(Items from a figure collection)
::::::::

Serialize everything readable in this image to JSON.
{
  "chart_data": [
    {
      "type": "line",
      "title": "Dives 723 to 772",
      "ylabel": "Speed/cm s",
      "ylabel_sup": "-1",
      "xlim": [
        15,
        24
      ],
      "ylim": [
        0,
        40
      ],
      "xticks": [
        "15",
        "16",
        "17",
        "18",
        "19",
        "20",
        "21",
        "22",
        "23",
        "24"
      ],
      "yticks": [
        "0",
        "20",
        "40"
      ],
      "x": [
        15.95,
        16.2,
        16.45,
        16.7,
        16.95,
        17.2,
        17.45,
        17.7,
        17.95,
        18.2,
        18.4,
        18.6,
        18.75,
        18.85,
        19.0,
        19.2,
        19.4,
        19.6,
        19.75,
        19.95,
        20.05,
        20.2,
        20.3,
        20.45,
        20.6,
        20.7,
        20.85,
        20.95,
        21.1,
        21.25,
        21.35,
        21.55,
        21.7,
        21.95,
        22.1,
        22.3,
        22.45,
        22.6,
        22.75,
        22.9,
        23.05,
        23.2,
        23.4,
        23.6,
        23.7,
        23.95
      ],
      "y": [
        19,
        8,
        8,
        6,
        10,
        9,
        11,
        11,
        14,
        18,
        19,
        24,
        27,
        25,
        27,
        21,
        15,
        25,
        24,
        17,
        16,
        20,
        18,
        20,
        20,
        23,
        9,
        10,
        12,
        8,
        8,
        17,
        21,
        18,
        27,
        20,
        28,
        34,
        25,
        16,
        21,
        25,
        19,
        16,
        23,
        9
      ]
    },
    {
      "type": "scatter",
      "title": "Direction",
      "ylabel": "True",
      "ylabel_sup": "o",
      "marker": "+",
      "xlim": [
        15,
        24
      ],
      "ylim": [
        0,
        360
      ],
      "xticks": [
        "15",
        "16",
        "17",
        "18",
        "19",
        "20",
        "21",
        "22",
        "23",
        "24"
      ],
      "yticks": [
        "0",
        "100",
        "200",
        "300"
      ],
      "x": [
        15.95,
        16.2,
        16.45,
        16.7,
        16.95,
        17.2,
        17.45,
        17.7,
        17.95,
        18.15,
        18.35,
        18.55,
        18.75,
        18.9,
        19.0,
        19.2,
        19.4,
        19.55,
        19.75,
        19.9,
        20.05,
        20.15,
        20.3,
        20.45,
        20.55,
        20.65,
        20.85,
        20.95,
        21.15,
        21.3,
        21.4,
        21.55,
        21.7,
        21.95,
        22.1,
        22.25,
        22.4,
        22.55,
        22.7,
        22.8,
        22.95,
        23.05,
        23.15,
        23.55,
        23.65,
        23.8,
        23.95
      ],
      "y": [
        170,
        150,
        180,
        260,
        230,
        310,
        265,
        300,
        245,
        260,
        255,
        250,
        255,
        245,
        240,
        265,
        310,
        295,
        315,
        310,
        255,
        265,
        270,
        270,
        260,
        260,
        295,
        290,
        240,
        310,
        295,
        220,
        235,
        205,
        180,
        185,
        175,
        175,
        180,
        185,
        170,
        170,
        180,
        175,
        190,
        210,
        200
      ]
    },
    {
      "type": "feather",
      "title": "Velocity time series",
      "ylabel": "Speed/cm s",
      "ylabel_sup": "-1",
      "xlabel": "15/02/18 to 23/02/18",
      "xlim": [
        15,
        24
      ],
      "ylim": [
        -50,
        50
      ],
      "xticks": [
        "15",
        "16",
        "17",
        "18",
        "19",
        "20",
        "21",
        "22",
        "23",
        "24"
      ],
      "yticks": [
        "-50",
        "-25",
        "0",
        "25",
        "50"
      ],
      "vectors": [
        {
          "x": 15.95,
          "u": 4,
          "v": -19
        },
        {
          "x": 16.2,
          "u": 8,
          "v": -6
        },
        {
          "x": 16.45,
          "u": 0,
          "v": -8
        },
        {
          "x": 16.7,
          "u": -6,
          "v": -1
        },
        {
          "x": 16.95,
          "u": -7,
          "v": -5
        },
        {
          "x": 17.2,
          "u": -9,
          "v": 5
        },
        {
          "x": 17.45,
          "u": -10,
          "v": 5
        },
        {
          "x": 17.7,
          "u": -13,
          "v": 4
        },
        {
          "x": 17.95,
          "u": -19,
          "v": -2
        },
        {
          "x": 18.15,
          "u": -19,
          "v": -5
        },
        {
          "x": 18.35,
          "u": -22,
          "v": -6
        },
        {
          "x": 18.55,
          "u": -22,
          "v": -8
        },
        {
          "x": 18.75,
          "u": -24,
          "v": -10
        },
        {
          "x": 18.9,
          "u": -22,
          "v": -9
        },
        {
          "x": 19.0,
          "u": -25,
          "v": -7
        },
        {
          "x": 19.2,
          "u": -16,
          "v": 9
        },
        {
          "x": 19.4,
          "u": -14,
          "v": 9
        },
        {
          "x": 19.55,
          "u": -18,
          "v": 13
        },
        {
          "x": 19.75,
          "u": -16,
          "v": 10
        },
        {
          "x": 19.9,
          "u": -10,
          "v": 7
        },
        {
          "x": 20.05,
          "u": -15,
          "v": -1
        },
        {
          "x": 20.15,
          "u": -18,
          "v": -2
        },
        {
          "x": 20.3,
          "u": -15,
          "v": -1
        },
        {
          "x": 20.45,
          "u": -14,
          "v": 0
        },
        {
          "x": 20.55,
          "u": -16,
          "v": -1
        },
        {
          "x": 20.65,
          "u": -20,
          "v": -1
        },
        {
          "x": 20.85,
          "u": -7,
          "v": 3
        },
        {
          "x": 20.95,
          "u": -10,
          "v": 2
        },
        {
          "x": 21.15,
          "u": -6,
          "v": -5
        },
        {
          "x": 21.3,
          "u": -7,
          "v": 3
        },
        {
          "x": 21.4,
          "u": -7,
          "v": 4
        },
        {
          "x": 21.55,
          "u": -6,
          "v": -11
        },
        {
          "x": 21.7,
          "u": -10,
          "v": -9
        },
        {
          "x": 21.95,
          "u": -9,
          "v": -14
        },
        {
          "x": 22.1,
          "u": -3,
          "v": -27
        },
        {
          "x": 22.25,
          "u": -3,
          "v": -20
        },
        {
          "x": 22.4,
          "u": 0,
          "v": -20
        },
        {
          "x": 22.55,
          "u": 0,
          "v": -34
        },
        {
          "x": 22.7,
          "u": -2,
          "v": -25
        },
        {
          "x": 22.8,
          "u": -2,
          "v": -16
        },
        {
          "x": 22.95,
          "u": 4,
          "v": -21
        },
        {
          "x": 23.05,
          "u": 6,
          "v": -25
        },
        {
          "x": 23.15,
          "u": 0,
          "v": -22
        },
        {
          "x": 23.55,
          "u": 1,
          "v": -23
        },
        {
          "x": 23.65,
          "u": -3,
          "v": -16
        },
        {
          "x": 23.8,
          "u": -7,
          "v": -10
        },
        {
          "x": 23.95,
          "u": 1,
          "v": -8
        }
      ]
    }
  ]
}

::::::::

▶ _TASK STATEMENT_
Where a line of the records above holds the word "type", copy that line.

▶ _TASK RESPONSE_
      "type": "line",
      "type": "scatter",
      "type": "feather",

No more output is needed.